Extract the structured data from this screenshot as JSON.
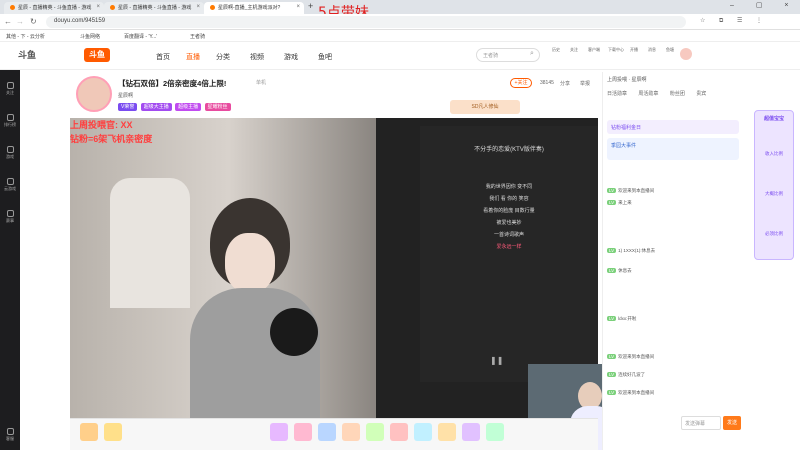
{
  "browser": {
    "tabs": [
      {
        "label": "星辰 - 直播精英 - 斗鱼直播 - 游戏"
      },
      {
        "label": "星辰 - 直播精英 - 斗鱼直播 - 游戏"
      },
      {
        "label": "星辰啊-直播_主机游戏派对?"
      }
    ],
    "url": "douyu.com/945159",
    "bookmarks": [
      "其他 - 下 - 云分析",
      "斗鱼网络",
      "百度翻译 - 'Y...'",
      "王者骑"
    ]
  },
  "overlay_text": "5点带妹",
  "site": {
    "logo": "斗鱼",
    "nav": [
      "首页",
      "直播",
      "分类",
      "视频",
      "游戏",
      "鱼吧"
    ],
    "search_placeholder": "王者骑",
    "header_icons": [
      "历史",
      "关注",
      "客户端",
      "下载中心",
      "开播",
      "消息",
      "鱼塘"
    ]
  },
  "rail": [
    "关注",
    "排行榜",
    "游戏",
    "云游戏",
    "赛事",
    "客服"
  ],
  "room": {
    "title": "【钻石双倍】2倍亲密度4倍上限!",
    "category": "单机",
    "sub": "星辰啊",
    "badges": [
      "V荣誉",
      "超级大主播",
      "超级主播",
      "星耀粉丝"
    ],
    "follow_label": "+关注",
    "fans_count": "38145",
    "share_label": "分享",
    "report_label": "举报",
    "sponsor": "SD凡人修仙"
  },
  "video": {
    "caption1": "上周投喂官: XX",
    "caption2": "钻粉=6架飞机亲密度",
    "music": {
      "title": "不分手的恋爱(KTV版伴奏)",
      "lines": [
        "我的世界因你 变不同",
        "我们 看 你的 笑容",
        "看着你的脸庞 目数行量",
        "被爱也美妙",
        "一首诗词歌声",
        "要永远一样"
      ],
      "active_line": "爱永远一样"
    }
  },
  "right_panel": {
    "tabs": [
      "日活勋章",
      "周活勋章",
      "粉丝团",
      "贵宾"
    ],
    "rank_title": "上周投喂",
    "rank_label": "星辰啊",
    "notices": [
      "钻粉福利金日",
      "季园大事件"
    ],
    "messages": [
      "欢迎来到本直播间",
      "来上来",
      "1) 1XXX(1):休息去",
      "休息去",
      "ldxx:开啦",
      "欢迎来到本直播间",
      "连续好几波了",
      "欢迎来到本直播间"
    ],
    "input_placeholder": "发送弹幕",
    "send_label": "发送"
  },
  "far_right": [
    "超值宝宝",
    "收入比例",
    "大概比例",
    "必须比例"
  ]
}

**What you need to do:**
Return all of the entries word for word, but omit the pictures.

**Written response:**
Extract the structured data from this screenshot as JSON.
{
  "browser": {
    "tabs": [
      {
        "label": "星辰 - 直播精英 - 斗鱼直播 - 游戏"
      },
      {
        "label": "星辰 - 直播精英 - 斗鱼直播 - 游戏"
      },
      {
        "label": "星辰啊-直播_主机游戏派对?"
      }
    ],
    "url": "douyu.com/945159",
    "bookmarks": [
      "其他 - 下 - 云分析",
      "斗鱼网络",
      "百度翻译 - 'Y...'",
      "王者骑"
    ]
  },
  "overlay_text": "5点带妹",
  "site": {
    "logo": "斗鱼",
    "nav": [
      "首页",
      "直播",
      "分类",
      "视频",
      "游戏",
      "鱼吧"
    ],
    "search_placeholder": "王者骑",
    "header_icons": [
      "历史",
      "关注",
      "客户端",
      "下载中心",
      "开播",
      "消息",
      "鱼塘"
    ]
  },
  "rail": [
    "关注",
    "排行榜",
    "游戏",
    "云游戏",
    "赛事",
    "客服"
  ],
  "room": {
    "title": "【钻石双倍】2倍亲密度4倍上限!",
    "category": "单机",
    "sub": "星辰啊",
    "badges": [
      "V荣誉",
      "超级大主播",
      "超级主播",
      "星耀粉丝"
    ],
    "follow_label": "+关注",
    "fans_count": "38145",
    "share_label": "分享",
    "report_label": "举报",
    "sponsor": "SD凡人修仙"
  },
  "video": {
    "caption1": "上周投喂官: XX",
    "caption2": "钻粉=6架飞机亲密度",
    "music": {
      "title": "不分手的恋爱(KTV版伴奏)",
      "lines": [
        "我的世界因你 变不同",
        "我们 看 你的 笑容",
        "看着你的脸庞 目数行量",
        "被爱也美妙",
        "一首诗词歌声",
        "要永远一样"
      ],
      "active_line": "爱永远一样"
    }
  },
  "right_panel": {
    "tabs": [
      "日活勋章",
      "周活勋章",
      "粉丝团",
      "贵宾"
    ],
    "rank_title": "上周投喂",
    "rank_label": "星辰啊",
    "notices": [
      "钻粉福利金日",
      "季园大事件"
    ],
    "messages": [
      "欢迎来到本直播间",
      "来上来",
      "1) 1XXX(1):休息去",
      "休息去",
      "ldxx:开啦",
      "欢迎来到本直播间",
      "连续好几波了",
      "欢迎来到本直播间"
    ],
    "input_placeholder": "发送弹幕",
    "send_label": "发送"
  },
  "far_right": [
    "超值宝宝",
    "收入比例",
    "大概比例",
    "必须比例"
  ]
}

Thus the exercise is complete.